Aim:
Copy out all lines that carry the word "JSON".

===== Material for this task

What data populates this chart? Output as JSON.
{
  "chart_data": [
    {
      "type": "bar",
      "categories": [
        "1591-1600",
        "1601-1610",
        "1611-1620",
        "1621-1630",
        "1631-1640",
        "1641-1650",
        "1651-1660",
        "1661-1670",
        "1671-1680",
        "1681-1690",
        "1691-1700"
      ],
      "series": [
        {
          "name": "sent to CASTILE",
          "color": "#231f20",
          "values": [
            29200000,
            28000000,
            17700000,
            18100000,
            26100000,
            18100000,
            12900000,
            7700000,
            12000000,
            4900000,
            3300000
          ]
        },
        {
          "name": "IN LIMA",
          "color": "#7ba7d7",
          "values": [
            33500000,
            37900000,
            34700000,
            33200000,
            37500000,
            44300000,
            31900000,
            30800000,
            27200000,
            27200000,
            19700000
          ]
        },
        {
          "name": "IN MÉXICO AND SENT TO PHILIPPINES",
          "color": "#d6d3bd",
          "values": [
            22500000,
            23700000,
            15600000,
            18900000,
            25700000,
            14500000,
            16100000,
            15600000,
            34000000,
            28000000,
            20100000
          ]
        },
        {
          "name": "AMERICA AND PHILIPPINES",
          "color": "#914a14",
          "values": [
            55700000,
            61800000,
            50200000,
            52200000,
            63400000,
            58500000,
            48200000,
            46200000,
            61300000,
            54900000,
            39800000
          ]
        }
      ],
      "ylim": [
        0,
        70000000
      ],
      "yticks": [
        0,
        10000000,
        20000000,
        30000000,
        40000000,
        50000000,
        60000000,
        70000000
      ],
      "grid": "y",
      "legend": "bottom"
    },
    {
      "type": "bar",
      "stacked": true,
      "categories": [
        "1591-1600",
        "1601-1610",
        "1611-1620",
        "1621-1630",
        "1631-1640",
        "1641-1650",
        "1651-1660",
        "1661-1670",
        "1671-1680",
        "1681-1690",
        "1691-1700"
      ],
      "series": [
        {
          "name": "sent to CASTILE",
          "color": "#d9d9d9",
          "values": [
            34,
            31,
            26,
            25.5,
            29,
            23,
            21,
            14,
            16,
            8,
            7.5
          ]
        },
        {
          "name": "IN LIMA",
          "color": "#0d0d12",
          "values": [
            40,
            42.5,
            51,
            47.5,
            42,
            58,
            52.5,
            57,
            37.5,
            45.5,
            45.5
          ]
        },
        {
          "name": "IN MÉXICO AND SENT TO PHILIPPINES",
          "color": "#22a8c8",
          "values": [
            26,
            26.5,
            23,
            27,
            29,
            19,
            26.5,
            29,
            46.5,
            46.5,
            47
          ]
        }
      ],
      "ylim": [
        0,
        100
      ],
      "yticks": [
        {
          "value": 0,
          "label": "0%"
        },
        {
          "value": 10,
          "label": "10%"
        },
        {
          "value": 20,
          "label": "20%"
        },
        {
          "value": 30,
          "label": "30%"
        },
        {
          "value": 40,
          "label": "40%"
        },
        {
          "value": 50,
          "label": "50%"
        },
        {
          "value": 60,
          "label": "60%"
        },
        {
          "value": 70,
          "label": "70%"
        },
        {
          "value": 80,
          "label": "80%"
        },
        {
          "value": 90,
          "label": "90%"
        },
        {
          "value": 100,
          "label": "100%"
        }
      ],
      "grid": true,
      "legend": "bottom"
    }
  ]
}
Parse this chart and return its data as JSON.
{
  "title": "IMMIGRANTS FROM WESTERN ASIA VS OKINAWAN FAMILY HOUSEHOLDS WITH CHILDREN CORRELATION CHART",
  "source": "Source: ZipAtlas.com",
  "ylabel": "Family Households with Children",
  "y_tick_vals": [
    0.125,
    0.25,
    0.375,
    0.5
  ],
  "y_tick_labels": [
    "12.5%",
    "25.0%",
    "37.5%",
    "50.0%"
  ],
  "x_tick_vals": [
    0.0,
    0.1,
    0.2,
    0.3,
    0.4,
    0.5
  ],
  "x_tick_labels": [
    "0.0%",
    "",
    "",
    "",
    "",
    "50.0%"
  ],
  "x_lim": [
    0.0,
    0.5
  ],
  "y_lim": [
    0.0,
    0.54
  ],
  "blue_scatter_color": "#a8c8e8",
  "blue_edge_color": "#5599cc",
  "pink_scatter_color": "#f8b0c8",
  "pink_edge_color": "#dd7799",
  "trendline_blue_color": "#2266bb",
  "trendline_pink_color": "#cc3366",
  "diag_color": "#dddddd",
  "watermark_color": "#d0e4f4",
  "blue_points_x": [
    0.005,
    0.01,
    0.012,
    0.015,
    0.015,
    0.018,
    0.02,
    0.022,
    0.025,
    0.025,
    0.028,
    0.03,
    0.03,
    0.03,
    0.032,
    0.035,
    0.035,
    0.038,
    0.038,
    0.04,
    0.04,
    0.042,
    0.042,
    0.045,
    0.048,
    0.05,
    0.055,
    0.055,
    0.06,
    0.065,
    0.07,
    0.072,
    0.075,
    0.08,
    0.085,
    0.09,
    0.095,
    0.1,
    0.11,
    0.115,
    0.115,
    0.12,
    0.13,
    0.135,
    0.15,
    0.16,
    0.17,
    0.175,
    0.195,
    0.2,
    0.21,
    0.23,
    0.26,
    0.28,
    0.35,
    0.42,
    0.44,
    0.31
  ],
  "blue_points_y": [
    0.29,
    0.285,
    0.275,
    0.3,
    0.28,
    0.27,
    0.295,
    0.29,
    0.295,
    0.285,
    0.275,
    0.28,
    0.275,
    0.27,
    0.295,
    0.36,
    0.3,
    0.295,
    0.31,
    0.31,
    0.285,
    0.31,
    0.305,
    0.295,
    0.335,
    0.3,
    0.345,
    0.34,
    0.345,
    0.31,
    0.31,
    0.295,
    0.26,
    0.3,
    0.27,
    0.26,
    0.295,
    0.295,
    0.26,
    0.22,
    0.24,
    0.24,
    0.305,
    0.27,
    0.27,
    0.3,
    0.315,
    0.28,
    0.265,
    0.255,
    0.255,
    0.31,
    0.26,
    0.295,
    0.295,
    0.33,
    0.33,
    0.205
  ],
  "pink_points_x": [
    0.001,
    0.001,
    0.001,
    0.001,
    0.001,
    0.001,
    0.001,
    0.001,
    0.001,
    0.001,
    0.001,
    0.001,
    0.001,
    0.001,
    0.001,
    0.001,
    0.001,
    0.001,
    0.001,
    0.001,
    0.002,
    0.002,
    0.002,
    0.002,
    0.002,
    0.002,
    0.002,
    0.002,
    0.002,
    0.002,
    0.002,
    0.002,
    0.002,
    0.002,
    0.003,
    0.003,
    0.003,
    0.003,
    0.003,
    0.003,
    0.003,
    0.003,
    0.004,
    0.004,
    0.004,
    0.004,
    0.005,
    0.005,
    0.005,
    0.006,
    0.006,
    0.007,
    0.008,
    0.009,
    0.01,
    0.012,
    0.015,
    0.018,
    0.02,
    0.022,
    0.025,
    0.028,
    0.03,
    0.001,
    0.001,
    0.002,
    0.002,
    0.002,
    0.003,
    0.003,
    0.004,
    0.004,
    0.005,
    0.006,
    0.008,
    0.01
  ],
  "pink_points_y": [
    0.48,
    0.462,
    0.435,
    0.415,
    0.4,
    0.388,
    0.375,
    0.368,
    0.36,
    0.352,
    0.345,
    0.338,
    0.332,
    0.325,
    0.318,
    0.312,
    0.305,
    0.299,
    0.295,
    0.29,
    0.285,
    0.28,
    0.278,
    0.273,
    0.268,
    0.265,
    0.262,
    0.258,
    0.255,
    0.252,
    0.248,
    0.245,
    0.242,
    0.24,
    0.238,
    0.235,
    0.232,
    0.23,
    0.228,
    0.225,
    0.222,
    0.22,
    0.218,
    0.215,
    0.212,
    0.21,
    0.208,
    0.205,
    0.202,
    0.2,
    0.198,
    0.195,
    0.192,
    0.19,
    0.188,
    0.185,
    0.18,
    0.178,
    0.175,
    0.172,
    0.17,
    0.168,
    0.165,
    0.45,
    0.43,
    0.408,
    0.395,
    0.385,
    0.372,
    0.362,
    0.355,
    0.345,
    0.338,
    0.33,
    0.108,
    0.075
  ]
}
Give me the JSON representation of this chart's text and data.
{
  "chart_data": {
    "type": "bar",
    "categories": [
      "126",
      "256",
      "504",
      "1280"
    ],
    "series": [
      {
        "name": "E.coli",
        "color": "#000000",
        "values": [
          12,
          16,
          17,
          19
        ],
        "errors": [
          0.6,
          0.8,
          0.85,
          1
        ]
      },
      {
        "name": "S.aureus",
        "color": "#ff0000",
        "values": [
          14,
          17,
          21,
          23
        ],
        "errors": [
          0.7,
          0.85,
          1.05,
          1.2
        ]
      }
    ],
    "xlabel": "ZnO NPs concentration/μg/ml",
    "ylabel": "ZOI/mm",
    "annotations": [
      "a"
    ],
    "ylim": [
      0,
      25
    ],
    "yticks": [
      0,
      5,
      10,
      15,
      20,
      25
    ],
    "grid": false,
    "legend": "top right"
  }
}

==========

Solution for this problem:
What data populates this chart? Output as JSON.
Parse this chart and return its data as JSON.
Give me the JSON representation of this chart's text and data.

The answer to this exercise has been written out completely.